=== WHAT TO WORK ON ===
Search the data below for the word "heart" and copy each line that holds it.

=== TASK MATERIAL ===
┄┄┄┄┄┄
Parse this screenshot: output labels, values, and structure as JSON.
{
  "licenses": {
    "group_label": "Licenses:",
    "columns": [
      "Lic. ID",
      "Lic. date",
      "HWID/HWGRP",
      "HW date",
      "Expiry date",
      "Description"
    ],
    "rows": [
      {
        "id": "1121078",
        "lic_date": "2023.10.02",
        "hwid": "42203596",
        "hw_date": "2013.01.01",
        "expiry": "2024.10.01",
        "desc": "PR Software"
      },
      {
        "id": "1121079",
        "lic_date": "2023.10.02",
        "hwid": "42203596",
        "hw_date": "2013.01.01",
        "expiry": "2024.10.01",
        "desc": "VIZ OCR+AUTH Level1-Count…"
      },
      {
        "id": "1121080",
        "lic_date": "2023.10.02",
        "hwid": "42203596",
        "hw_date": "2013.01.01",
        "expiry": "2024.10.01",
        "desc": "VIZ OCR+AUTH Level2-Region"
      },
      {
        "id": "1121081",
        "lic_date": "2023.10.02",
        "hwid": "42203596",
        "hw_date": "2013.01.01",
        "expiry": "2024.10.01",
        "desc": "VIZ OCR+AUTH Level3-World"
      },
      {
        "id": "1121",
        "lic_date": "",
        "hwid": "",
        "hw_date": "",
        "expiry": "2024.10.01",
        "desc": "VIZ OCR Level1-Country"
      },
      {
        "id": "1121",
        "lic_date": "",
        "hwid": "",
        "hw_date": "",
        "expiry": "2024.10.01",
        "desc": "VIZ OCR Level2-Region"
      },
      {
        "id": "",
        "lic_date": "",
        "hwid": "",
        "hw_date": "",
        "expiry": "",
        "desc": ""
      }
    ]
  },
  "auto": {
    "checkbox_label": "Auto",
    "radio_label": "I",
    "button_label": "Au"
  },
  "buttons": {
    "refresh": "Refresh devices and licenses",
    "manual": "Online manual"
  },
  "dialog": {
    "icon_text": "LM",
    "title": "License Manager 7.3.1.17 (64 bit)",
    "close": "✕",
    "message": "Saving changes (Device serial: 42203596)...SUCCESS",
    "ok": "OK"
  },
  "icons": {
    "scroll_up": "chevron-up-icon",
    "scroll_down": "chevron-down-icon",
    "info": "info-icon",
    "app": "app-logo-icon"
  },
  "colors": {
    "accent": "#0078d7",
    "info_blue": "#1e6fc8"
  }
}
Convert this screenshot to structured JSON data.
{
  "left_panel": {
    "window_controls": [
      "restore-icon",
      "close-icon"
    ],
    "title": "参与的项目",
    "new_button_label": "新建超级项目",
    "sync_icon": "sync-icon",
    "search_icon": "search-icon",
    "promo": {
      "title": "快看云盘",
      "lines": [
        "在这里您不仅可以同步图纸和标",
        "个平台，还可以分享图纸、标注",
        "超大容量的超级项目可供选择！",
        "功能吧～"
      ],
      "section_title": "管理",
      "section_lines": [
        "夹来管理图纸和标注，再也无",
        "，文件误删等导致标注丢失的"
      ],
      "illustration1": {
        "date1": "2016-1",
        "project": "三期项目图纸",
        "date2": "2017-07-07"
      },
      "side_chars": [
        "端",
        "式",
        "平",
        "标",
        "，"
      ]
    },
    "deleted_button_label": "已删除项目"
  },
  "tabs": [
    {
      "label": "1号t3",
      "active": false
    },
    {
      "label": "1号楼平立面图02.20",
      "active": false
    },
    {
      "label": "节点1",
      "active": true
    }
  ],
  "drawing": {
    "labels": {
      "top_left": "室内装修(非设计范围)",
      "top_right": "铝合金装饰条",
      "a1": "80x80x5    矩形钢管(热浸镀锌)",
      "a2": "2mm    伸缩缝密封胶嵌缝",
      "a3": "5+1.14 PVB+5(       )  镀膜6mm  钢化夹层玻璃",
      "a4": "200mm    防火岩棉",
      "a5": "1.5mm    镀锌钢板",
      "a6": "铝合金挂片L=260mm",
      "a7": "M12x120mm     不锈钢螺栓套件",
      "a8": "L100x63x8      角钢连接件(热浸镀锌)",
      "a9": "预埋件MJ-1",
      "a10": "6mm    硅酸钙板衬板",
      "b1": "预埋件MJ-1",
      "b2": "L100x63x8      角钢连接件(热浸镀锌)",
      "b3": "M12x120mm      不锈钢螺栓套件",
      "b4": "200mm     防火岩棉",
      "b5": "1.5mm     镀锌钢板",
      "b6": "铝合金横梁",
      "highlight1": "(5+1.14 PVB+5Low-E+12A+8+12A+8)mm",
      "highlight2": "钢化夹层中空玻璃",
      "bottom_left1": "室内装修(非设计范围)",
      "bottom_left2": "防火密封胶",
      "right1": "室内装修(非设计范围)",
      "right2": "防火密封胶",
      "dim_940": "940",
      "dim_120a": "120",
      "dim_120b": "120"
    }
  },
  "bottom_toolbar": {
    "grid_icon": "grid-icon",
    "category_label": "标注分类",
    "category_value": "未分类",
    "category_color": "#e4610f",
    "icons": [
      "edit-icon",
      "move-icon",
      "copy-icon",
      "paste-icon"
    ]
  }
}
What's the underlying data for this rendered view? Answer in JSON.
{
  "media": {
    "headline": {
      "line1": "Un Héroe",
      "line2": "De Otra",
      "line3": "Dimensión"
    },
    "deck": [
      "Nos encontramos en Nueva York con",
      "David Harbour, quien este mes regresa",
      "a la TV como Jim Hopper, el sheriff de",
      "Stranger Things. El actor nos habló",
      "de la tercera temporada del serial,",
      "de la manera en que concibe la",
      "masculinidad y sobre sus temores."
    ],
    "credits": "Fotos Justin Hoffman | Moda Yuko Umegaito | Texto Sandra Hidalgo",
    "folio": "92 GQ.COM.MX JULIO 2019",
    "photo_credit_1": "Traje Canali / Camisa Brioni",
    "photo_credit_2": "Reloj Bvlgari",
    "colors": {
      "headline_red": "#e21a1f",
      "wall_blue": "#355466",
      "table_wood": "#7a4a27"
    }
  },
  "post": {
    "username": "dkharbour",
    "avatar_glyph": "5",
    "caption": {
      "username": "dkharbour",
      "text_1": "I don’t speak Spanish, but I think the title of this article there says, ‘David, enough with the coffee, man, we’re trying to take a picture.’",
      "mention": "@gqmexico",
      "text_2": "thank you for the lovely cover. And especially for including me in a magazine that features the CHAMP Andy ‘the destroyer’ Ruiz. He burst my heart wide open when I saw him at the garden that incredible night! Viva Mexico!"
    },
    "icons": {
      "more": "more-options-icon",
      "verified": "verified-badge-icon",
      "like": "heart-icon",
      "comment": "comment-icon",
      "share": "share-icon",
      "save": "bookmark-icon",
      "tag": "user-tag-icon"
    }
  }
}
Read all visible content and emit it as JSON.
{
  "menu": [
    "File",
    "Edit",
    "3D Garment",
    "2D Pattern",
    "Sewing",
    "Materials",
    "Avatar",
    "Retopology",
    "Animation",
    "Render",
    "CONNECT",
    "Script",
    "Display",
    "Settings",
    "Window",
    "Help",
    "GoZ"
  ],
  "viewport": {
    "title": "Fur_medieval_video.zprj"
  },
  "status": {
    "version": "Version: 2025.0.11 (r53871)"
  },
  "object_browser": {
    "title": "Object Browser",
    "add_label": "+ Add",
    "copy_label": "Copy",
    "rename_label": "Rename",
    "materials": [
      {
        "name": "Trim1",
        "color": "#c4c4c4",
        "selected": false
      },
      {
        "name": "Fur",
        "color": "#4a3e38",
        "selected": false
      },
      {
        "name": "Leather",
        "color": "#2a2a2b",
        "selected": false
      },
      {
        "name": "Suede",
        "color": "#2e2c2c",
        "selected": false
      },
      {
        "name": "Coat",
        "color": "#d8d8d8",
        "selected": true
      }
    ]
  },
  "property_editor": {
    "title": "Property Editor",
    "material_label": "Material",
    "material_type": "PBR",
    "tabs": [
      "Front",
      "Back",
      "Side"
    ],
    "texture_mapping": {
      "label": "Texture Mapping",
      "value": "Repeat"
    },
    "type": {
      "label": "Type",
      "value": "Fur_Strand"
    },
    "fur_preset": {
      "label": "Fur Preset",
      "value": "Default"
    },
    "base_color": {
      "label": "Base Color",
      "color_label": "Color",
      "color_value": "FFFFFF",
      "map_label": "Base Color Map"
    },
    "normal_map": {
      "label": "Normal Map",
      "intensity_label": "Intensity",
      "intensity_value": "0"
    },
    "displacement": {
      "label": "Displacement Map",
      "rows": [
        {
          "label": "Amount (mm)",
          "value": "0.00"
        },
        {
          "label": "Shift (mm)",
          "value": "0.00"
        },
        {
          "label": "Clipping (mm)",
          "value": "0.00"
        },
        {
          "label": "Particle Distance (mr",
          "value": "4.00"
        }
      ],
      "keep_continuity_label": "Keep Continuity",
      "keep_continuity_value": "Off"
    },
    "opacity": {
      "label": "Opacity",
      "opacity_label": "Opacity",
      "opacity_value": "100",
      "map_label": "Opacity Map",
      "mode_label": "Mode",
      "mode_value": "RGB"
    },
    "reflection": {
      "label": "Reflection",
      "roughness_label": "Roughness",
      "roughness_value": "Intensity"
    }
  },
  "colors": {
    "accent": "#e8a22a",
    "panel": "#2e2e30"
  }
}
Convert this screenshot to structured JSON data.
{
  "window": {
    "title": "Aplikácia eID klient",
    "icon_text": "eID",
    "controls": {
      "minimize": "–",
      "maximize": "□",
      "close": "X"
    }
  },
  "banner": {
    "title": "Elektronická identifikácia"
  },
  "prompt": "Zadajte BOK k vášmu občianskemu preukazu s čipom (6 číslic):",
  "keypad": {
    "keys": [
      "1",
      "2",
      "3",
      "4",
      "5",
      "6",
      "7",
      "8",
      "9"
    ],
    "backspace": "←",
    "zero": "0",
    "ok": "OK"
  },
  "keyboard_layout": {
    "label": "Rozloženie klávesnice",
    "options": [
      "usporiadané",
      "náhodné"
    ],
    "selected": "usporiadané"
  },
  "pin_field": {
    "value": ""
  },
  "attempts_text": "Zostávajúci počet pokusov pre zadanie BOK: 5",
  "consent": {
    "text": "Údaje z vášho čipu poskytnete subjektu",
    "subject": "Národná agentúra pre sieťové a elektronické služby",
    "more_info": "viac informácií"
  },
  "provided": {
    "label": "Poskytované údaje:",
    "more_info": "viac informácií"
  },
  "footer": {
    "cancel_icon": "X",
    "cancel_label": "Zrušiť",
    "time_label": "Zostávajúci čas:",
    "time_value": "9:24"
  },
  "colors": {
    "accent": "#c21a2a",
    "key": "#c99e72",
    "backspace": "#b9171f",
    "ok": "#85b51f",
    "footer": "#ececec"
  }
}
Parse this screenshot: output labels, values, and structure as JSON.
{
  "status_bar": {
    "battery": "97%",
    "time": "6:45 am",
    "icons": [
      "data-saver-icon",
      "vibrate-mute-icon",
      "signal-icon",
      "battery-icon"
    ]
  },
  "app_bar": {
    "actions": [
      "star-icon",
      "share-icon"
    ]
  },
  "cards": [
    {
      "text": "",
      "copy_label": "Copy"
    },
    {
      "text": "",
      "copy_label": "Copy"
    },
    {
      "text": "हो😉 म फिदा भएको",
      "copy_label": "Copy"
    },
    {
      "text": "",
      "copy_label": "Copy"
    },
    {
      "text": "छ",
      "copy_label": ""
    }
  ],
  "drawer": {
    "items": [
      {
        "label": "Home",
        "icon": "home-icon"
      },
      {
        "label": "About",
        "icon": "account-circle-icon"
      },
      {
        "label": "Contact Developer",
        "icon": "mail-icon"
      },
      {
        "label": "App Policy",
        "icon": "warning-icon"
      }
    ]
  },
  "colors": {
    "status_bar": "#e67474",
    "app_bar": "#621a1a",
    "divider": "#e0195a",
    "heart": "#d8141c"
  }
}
┄┄┄┄┄┄
=== WRITTEN REPLY ===
      "text_2": "thank you for the lovely cover. And especially for including me in a magazine that features the CHAMP Andy ‘the destroyer’ Ruiz. He burst my heart wide open when I saw him at the garden that incredible night! Viva Mexico!"
      "like": "heart-icon",
    "heart": "#d8141c"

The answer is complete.